*Set exercise*
Pictures do not belong in the copy; transcribe everything else in the records exactly.

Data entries
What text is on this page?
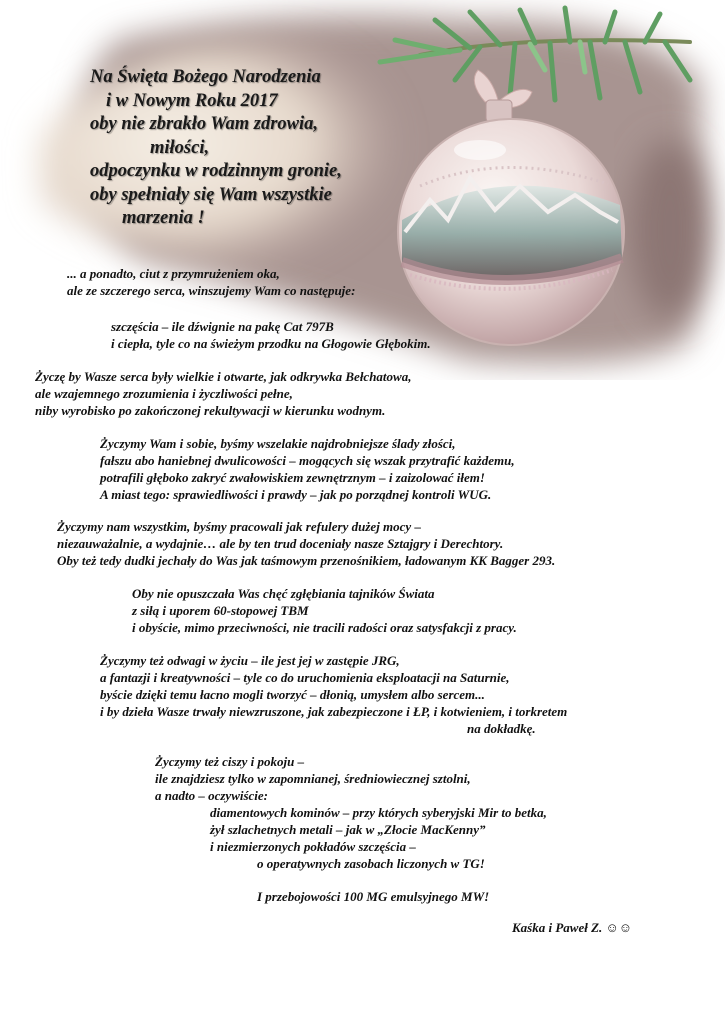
Na Święta Bożego Narodzenia
i w Nowym Roku 2017
oby nie zbrakło Wam zdrowia,
miłości,
odpoczynku w rodzinnym gronie,
oby spełniały się Wam wszystkie
marzenia !
... a ponadto, ciut z przymrużeniem oka,
ale ze szczerego serca, winszujemy Wam co następuje:
szczęścia – ile dźwignie na pakę Cat 797B
i ciepła, tyle co na świeżym przodku na Głogowie Głębokim.
Życzę by Wasze serca były wielkie i otwarte, jak odkrywka Bełchatowa,
ale wzajemnego zrozumienia i życzliwości pełne,
niby wyrobisko po zakończonej rekultywacji w kierunku wodnym.
Życzymy Wam i sobie, byśmy wszelakie najdrobniejsze ślady złości,
fałszu abo haniebnej dwulicowości – mogących się wszak przytrafić każdemu,
potrafili głęboko zakryć zwałowiskiem zewnętrznym – i zaizolować iłem!
A miast tego: sprawiedliwości i prawdy – jak po porządnej kontroli WUG.
Życzymy nam wszystkim, byśmy pracowali jak refulery dużej mocy –
niezauważalnie, a wydajnie… ale by ten trud doceniały nasze Sztajgry i Derechtory.
Oby też tedy dudki jechały do Was jak taśmowym przenośnikiem, ładowanym KK Bagger 293.
Oby nie opuszczała Was chęć zgłębiania tajników Świata
z siłą i uporem 60-stopowej TBM
i obyście, mimo przeciwności, nie tracili radości oraz satysfakcji z pracy.
Życzymy też odwagi w życiu – ile jest jej w zastępie JRG,
a fantazji i kreatywności – tyle co do uruchomienia eksploatacji na Saturnie,
byście dzięki temu łacno mogli tworzyć – dłonią, umysłem albo sercem...
i by dzieła Wasze trwały niewzruszone, jak zabezpieczone i ŁP, i kotwieniem, i torkretem
na dokładkę.
Życzymy też ciszy i pokoju –
ile znajdziesz tylko w zapomnianej, średniowiecznej sztolni,
a nadto – oczywiście:
diamentowych kominów – przy których syberyjski Mir to betka,
żył szlachetnych metali – jak w „Złocie MacKenny”
i niezmierzonych pokładów szczęścia –
o operatywnych zasobach liczonych w TG!
I przebojowości 100 MG emulsyjnego MW!
Kaśka i Paweł Z. ☺☺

*Complete answer*
What text is on this page?
Na Święta Bożego Narodzenia
i w Nowym Roku 2017
oby nie zbrakło Wam zdrowia,
miłości,
odpoczynku w rodzinnym gronie,
oby spełniały się Wam wszystkie
marzenia !
... a ponadto, ciut z przymrużeniem oka,
ale ze szczerego serca, winszujemy Wam co następuje:
szczęścia – ile dźwignie na pakę Cat 797B
i ciepła, tyle co na świeżym przodku na Głogowie Głębokim.
Życzę by Wasze serca były wielkie i otwarte, jak odkrywka Bełchatowa,
ale wzajemnego zrozumienia i życzliwości pełne,
niby wyrobisko po zakończonej rekultywacji w kierunku wodnym.
Życzymy Wam i sobie, byśmy wszelakie najdrobniejsze ślady złości,
fałszu abo haniebnej dwulicowości – mogących się wszak przytrafić każdemu,
potrafili głęboko zakryć zwałowiskiem zewnętrznym – i zaizolować iłem!
A miast tego: sprawiedliwości i prawdy – jak po porządnej kontroli WUG.
Życzymy nam wszystkim, byśmy pracowali jak refulery dużej mocy –
niezauważalnie, a wydajnie… ale by ten trud doceniały nasze Sztajgry i Derechtory.
Oby też tedy dudki jechały do Was jak taśmowym przenośnikiem, ładowanym KK Bagger 293.
Oby nie opuszczała Was chęć zgłębiania tajników Świata
z siłą i uporem 60-stopowej TBM
i obyście, mimo przeciwności, nie tracili radości oraz satysfakcji z pracy.
Życzymy też odwagi w życiu – ile jest jej w zastępie JRG,
a fantazji i kreatywności – tyle co do uruchomienia eksploatacji na Saturnie,
byście dzięki temu łacno mogli tworzyć – dłonią, umysłem albo sercem...
i by dzieła Wasze trwały niewzruszone, jak zabezpieczone i ŁP, i kotwieniem, i torkretem
na dokładkę.
Życzymy też ciszy i pokoju –
ile znajdziesz tylko w zapomnianej, średniowiecznej sztolni,
a nadto – oczywiście:
diamentowych kominów – przy których syberyjski Mir to betka,
żył szlachetnych metali – jak w „Złocie MacKenny”
i niezmierzonych pokładów szczęścia –
o operatywnych zasobach liczonych w TG!
I przebojowości 100 MG emulsyjnego MW!
Kaśka i Paweł Z. ☺☺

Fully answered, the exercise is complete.